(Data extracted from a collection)

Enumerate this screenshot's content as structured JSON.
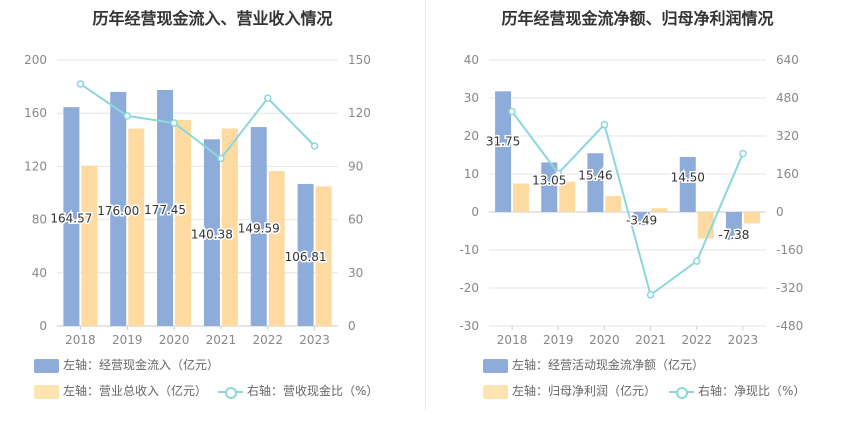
{
  "chart_data": [
    {
      "type": "bar",
      "title": "历年经营现金流入、营业收入情况",
      "categories": [
        "2018",
        "2019",
        "2020",
        "2021",
        "2022",
        "2023"
      ],
      "series": [
        {
          "name": "左轴：经营现金流入（亿元）",
          "axis": "left",
          "kind": "bar",
          "values": [
            164.57,
            176.0,
            177.45,
            140.38,
            149.59,
            106.81
          ],
          "labels": [
            "164.57",
            "176.00",
            "177.45",
            "140.38",
            "149.59",
            "106.81"
          ],
          "color": "#8eacd9"
        },
        {
          "name": "左轴：营业总收入（亿元）",
          "axis": "left",
          "kind": "bar",
          "values": [
            120.5,
            148.5,
            155,
            148.5,
            116.5,
            105
          ],
          "color": "#ffd99c"
        },
        {
          "name": "右轴：营收现金比（%）",
          "axis": "right",
          "kind": "line",
          "values": [
            136.5,
            118.5,
            114.5,
            94.5,
            128.5,
            101.5
          ],
          "color": "#8bd8dc"
        }
      ],
      "ylim_left": [
        0,
        200
      ],
      "yticks_left": [
        "0",
        "40",
        "80",
        "120",
        "160",
        "200"
      ],
      "ylim_right": [
        0,
        150
      ],
      "yticks_right": [
        "0",
        "30",
        "60",
        "90",
        "120",
        "150"
      ],
      "grid": true,
      "legend_position": "bottom"
    },
    {
      "type": "bar",
      "title": "历年经营现金流净额、归母净利润情况",
      "categories": [
        "2018",
        "2019",
        "2020",
        "2021",
        "2022",
        "2023"
      ],
      "series": [
        {
          "name": "左轴：经营活动现金流净额（亿元）",
          "axis": "left",
          "kind": "bar",
          "values": [
            31.75,
            13.05,
            15.46,
            -3.49,
            14.5,
            -7.38
          ],
          "labels": [
            "31.75",
            "13.05",
            "15.46",
            "-3.49",
            "14.50",
            "-7.38"
          ],
          "color": "#8eacd9"
        },
        {
          "name": "左轴：归母净利润（亿元）",
          "axis": "left",
          "kind": "bar",
          "values": [
            7.5,
            8,
            4.2,
            1,
            -7,
            -3
          ],
          "color": "#ffd99c"
        },
        {
          "name": "右轴：净现比（%）",
          "axis": "right",
          "kind": "line",
          "values": [
            423,
            163,
            368,
            -349,
            -207,
            246
          ],
          "color": "#8bd8dc"
        }
      ],
      "ylim_left": [
        -30,
        40
      ],
      "yticks_left": [
        "-30",
        "-20",
        "-10",
        "0",
        "10",
        "20",
        "30",
        "40"
      ],
      "ylim_right": [
        -480,
        640
      ],
      "yticks_right": [
        "-480",
        "-320",
        "-160",
        "0",
        "160",
        "320",
        "480",
        "640"
      ],
      "grid": true,
      "legend_position": "bottom"
    }
  ]
}
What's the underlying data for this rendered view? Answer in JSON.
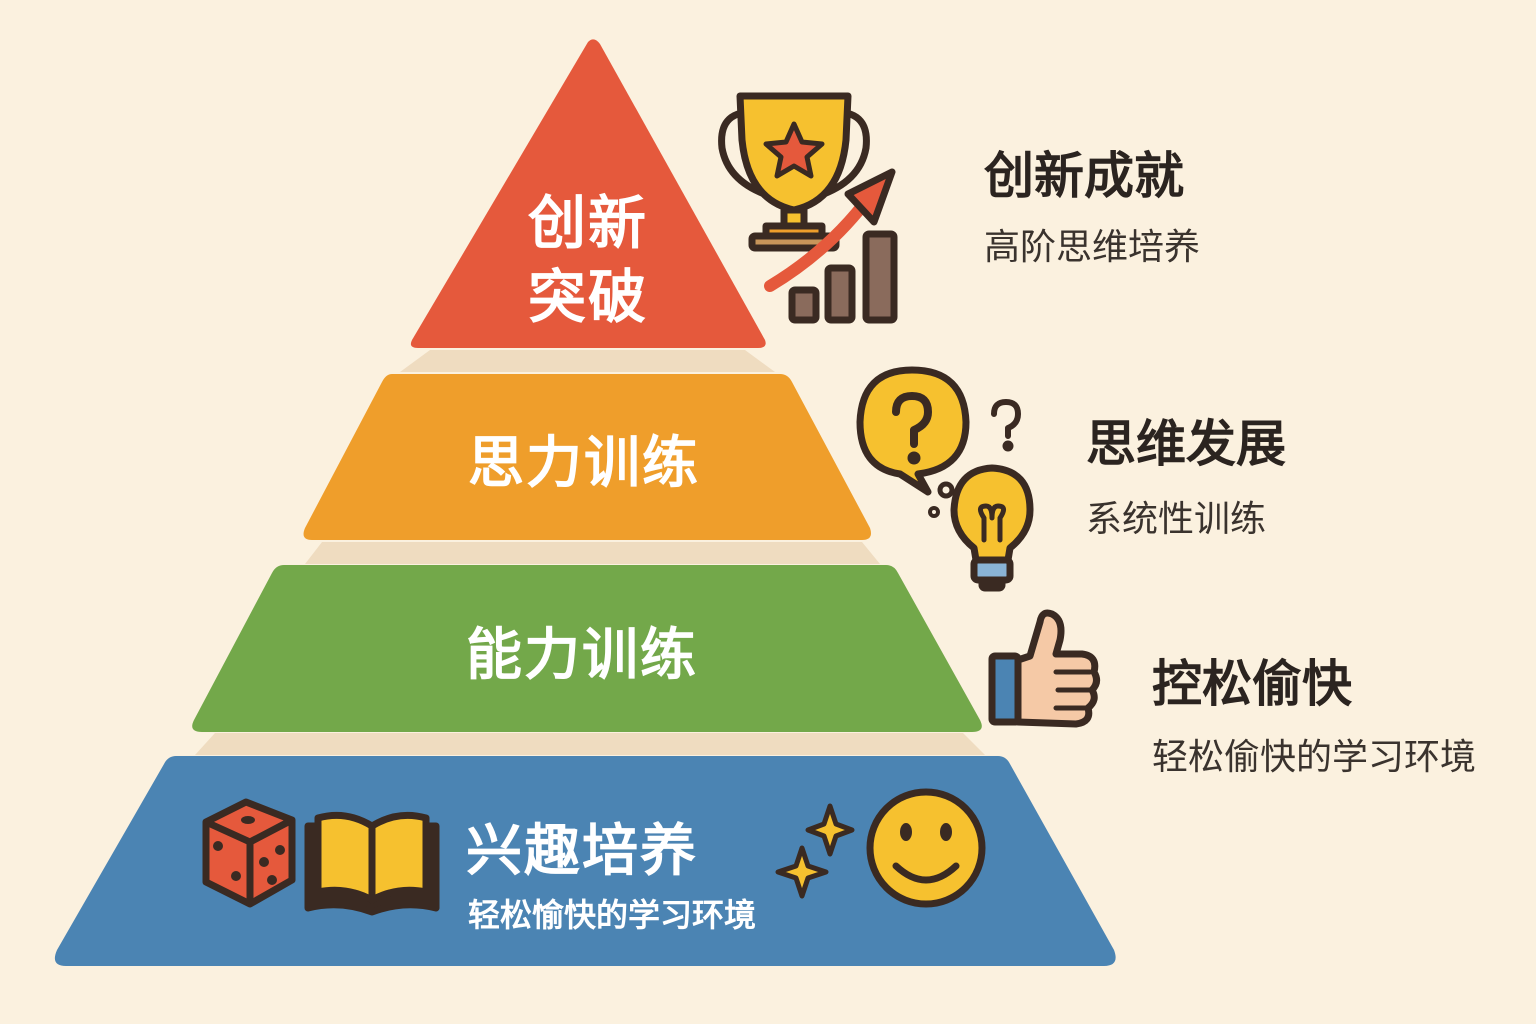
{
  "colors": {
    "background": "#fbf1df",
    "tier_top": "#e5593c",
    "tier_second": "#ef9e2b",
    "tier_third": "#73a84a",
    "tier_base": "#4b84b3",
    "shadow": "#efdcc0",
    "icon_outline": "#3a2a22",
    "icon_yellow": "#f6c12f"
  },
  "pyramid": {
    "top": {
      "line1": "创新",
      "line2": "突破"
    },
    "second": {
      "title": "思力训练"
    },
    "third": {
      "title": "能力训练"
    },
    "base": {
      "title": "兴趣培养",
      "subtitle": "轻松愉快的学习环境"
    }
  },
  "side_labels": [
    {
      "title": "创新成就",
      "subtitle": "高阶思维培养",
      "icon": "trophy-growth-icon"
    },
    {
      "title": "思维发展",
      "subtitle": "系统性训练",
      "icon": "question-lightbulb-icon"
    },
    {
      "title": "控松偷快",
      "subtitle": "轻松偷快的学习环境",
      "icon": "thumbs-up-icon"
    }
  ],
  "base_icons": [
    "dice-icon",
    "open-book-icon",
    "sparkle-icon",
    "smiley-icon"
  ]
}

### WRITTEN TASK:
The copy should hold exactly the lines from the line containing "What's the underlying" through the end of the data, both ends included, and no pictures.

### EXERCISE RESPONSE:
What's the underlying data for this rendered view? Answer in JSON.
{
  "colors": {
    "background": "#fbf1df",
    "tier_top": "#e5593c",
    "tier_second": "#ef9e2b",
    "tier_third": "#73a84a",
    "tier_base": "#4b84b3",
    "shadow": "#efdcc0",
    "icon_outline": "#3a2a22",
    "icon_yellow": "#f6c12f"
  },
  "pyramid": {
    "top": {
      "line1": "创新",
      "line2": "突破"
    },
    "second": {
      "title": "思力训练"
    },
    "third": {
      "title": "能力训练"
    },
    "base": {
      "title": "兴趣培养",
      "subtitle": "轻松愉快的学习环境"
    }
  },
  "side_labels": [
    {
      "title": "创新成就",
      "subtitle": "高阶思维培养",
      "icon": "trophy-growth-icon"
    },
    {
      "title": "思维发展",
      "subtitle": "系统性训练",
      "icon": "question-lightbulb-icon"
    },
    {
      "title": "控松偷快",
      "subtitle": "轻松偷快的学习环境",
      "icon": "thumbs-up-icon"
    }
  ],
  "base_icons": [
    "dice-icon",
    "open-book-icon",
    "sparkle-icon",
    "smiley-icon"
  ]
}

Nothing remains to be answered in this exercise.